**WRITTEN EXERCISE**
Give the entries again, word for word.

#### INFORMATION SHOWN

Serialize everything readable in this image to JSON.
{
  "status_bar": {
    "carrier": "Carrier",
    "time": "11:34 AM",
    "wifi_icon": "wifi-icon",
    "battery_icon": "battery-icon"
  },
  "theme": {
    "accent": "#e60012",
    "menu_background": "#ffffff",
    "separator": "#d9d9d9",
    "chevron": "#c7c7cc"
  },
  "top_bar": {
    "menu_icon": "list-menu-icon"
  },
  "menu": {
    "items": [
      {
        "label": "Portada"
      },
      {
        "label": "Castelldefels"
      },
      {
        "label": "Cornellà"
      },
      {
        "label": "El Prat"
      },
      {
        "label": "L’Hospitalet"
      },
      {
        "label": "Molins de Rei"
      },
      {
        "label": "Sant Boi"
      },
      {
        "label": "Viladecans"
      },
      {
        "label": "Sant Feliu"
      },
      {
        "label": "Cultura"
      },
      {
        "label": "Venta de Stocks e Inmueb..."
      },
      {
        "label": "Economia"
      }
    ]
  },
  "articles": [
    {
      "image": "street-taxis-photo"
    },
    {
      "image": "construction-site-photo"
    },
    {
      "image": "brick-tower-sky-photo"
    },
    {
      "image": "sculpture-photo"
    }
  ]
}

########

**SOLUTION TO THE EXERCISE**
Serialize everything readable in this image to JSON.
{
  "status_bar": {
    "carrier": "Carrier",
    "time": "11:34 AM",
    "wifi_icon": "wifi-icon",
    "battery_icon": "battery-icon"
  },
  "theme": {
    "accent": "#e60012",
    "menu_background": "#ffffff",
    "separator": "#d9d9d9",
    "chevron": "#c7c7cc"
  },
  "top_bar": {
    "menu_icon": "list-menu-icon"
  },
  "menu": {
    "items": [
      {
        "label": "Portada"
      },
      {
        "label": "Castelldefels"
      },
      {
        "label": "Cornellà"
      },
      {
        "label": "El Prat"
      },
      {
        "label": "L’Hospitalet"
      },
      {
        "label": "Molins de Rei"
      },
      {
        "label": "Sant Boi"
      },
      {
        "label": "Viladecans"
      },
      {
        "label": "Sant Feliu"
      },
      {
        "label": "Cultura"
      },
      {
        "label": "Venta de Stocks e Inmueb..."
      },
      {
        "label": "Economia"
      }
    ]
  },
  "articles": [
    {
      "image": "street-taxis-photo"
    },
    {
      "image": "construction-site-photo"
    },
    {
      "image": "brick-tower-sky-photo"
    },
    {
      "image": "sculpture-photo"
    }
  ]
}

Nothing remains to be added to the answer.